▸ **Task prompt**
Reproduce the passage of the forum post on sci-fi films below word for word, from "http://www.empireonline.com/empireblog/post.asp?id=364" up to and including "fi after all.".

▸ **Document extract**

>>

Discussion:
[Meme] Star Wars is LOTR in space?
Johne Cook
2009-02-12 15:56:59 UTC
Permalink
*I'll post the article and then ask my question at the bottom.*

http://www.empireonline.com/empireblog/post.asp?id=364
We and others often talk about sci-fi films. We go to watch them, we buy
the DVDs, we enjoy them immensely. Thing is that most of them aren't *
proper* science fiction. They're space operas or superhero stories or
conspiracy thrillers or, most often, fantasy movies that simply have aliens
instead of dragons or elves. Read a bit of sci-fi - pick up some early Isaac
Asimov or Arthur C. Clarke - and you'll see that real, proper, *hard*science fiction is a very different thing, and it's something that's almost
entirely untouched in Hollywood. Recently, though, there have been a few
promising signs that Hollywood might be thinking about making *actual* sci
fi after all.
Let me explain what I mean a little: in a lot of movie sci-fi, the "sci" is
pretty much irrelevant, just a quick MacGuffin that sets up the plot, which
then turns into a bog-standard mystery or action-adventure or thriller. *Jurassic
Park*, one of the most popular "sci-fi" movies ever to hit the box office,
could just as easily have taken place in Arthur Conan-Doyle's Lost World as
in an artificially created theme park; you don't have to *create* the
dinosaurs to have the same subplot about human arrogance at thinking it can
control nature. In *Jumper* you could call them magicians and nothing
would really change; in *Men In Black* they could be elves and fairies
disguised as humans and it'd pretty much work the same. *And Star Wars is
essentially The Lord of the Rings in space, as we all know. (Emphasis mine
- JC)

<<

▸ **Extracted material**
>>

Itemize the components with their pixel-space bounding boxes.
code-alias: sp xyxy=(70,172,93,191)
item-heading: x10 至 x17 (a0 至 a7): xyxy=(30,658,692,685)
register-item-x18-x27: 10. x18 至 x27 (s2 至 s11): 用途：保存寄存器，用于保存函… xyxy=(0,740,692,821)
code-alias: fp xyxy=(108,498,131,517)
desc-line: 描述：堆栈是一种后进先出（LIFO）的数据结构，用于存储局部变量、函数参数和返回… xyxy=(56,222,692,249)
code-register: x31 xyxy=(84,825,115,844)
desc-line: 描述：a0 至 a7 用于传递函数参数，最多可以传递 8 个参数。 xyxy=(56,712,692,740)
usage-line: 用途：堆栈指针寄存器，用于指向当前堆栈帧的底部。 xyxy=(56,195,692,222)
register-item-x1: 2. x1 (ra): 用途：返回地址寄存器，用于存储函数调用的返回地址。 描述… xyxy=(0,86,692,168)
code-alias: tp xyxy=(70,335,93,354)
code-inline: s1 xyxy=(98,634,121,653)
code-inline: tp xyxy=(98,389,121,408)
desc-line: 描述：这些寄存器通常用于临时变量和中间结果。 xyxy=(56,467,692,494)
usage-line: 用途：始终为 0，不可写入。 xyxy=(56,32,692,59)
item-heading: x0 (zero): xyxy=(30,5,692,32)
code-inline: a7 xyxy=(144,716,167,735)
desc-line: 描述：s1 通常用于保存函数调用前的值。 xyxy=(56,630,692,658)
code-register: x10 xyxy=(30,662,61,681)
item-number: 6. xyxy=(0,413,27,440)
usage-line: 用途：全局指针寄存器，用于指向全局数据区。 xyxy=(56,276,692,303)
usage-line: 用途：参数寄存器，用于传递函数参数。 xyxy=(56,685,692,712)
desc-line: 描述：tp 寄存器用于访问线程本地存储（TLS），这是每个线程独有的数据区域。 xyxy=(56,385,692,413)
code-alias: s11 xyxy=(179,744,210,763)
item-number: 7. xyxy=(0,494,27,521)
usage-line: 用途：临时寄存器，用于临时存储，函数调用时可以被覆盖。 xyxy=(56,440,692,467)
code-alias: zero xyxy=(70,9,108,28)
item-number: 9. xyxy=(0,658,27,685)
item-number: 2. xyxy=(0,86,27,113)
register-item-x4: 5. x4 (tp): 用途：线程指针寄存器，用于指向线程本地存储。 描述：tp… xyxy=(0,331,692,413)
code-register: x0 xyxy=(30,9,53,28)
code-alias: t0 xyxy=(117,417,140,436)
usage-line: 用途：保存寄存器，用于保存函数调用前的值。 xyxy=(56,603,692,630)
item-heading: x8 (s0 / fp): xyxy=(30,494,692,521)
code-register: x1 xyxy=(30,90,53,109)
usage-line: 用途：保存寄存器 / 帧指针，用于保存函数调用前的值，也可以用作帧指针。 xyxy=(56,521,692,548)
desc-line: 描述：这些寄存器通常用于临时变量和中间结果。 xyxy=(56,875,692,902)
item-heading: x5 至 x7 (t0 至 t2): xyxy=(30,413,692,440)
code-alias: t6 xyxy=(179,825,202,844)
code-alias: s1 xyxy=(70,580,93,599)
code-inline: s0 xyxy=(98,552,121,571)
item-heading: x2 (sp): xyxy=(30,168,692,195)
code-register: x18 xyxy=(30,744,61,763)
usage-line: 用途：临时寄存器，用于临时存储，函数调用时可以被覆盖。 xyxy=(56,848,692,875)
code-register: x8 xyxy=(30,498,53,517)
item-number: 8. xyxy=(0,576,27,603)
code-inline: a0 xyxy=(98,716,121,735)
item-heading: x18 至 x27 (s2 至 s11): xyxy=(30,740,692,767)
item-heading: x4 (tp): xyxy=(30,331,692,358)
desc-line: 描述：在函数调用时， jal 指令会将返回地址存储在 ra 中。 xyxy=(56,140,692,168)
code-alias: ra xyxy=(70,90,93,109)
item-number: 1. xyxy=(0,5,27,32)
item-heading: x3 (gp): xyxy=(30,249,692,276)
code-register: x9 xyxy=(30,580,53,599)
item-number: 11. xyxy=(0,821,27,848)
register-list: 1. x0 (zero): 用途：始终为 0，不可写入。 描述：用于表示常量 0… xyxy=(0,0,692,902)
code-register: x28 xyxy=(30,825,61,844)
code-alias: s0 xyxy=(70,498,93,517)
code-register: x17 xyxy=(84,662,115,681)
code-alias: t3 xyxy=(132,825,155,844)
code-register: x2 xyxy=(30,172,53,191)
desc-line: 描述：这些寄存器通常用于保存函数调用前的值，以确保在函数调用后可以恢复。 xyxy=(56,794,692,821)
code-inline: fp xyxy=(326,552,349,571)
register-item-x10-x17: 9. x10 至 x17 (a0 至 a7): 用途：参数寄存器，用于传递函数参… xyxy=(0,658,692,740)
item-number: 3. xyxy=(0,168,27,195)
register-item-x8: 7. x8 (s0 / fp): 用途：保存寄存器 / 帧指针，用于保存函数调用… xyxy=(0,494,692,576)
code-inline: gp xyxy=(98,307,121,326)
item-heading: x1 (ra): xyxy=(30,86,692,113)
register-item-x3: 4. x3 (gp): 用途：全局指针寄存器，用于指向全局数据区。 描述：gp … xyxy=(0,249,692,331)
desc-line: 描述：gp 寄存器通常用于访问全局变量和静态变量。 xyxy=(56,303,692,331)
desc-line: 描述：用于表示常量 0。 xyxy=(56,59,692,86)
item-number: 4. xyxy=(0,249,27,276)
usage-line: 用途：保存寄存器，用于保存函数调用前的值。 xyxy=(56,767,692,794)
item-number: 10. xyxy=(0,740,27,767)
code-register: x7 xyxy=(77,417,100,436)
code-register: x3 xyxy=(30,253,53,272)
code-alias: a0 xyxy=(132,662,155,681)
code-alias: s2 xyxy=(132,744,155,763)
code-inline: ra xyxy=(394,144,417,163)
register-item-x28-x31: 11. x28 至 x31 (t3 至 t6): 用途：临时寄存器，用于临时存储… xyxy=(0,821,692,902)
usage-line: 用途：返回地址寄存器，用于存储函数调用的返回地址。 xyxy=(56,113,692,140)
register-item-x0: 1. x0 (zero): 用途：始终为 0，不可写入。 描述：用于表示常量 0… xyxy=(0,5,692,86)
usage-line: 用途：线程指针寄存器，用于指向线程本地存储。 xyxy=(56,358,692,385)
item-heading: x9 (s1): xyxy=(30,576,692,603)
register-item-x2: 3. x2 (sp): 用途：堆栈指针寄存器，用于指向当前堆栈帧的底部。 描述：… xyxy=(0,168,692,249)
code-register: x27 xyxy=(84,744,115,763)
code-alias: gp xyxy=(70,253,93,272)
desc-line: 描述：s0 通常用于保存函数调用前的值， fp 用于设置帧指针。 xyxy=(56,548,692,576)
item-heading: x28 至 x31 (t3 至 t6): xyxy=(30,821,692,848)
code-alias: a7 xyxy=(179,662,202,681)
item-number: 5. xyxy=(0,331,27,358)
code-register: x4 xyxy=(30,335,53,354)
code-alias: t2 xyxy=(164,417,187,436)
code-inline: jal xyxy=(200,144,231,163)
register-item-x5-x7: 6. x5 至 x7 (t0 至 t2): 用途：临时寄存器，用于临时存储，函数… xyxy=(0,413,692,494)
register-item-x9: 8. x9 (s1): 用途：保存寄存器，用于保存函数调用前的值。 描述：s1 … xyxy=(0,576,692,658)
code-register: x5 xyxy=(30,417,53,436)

<<

▸ **Full solution**
http://www.empireonline.com/empireblog/post.asp?id=364
We and others often talk about sci-fi films. We go to watch them, we buy
the DVDs, we enjoy them immensely. Thing is that most of them aren't *
proper* science fiction. They're space operas or superhero stories or
conspiracy thrillers or, most often, fantasy movies that simply have aliens
instead of dragons or elves. Read a bit of sci-fi - pick up some early Isaac
Asimov or Arthur C. Clarke - and you'll see that real, proper, *hard*science fiction is a very different thing, and it's something that's almost
entirely untouched in Hollywood. Recently, though, there have been a few
promising signs that Hollywood might be thinking about making *actual* sci
fi after all.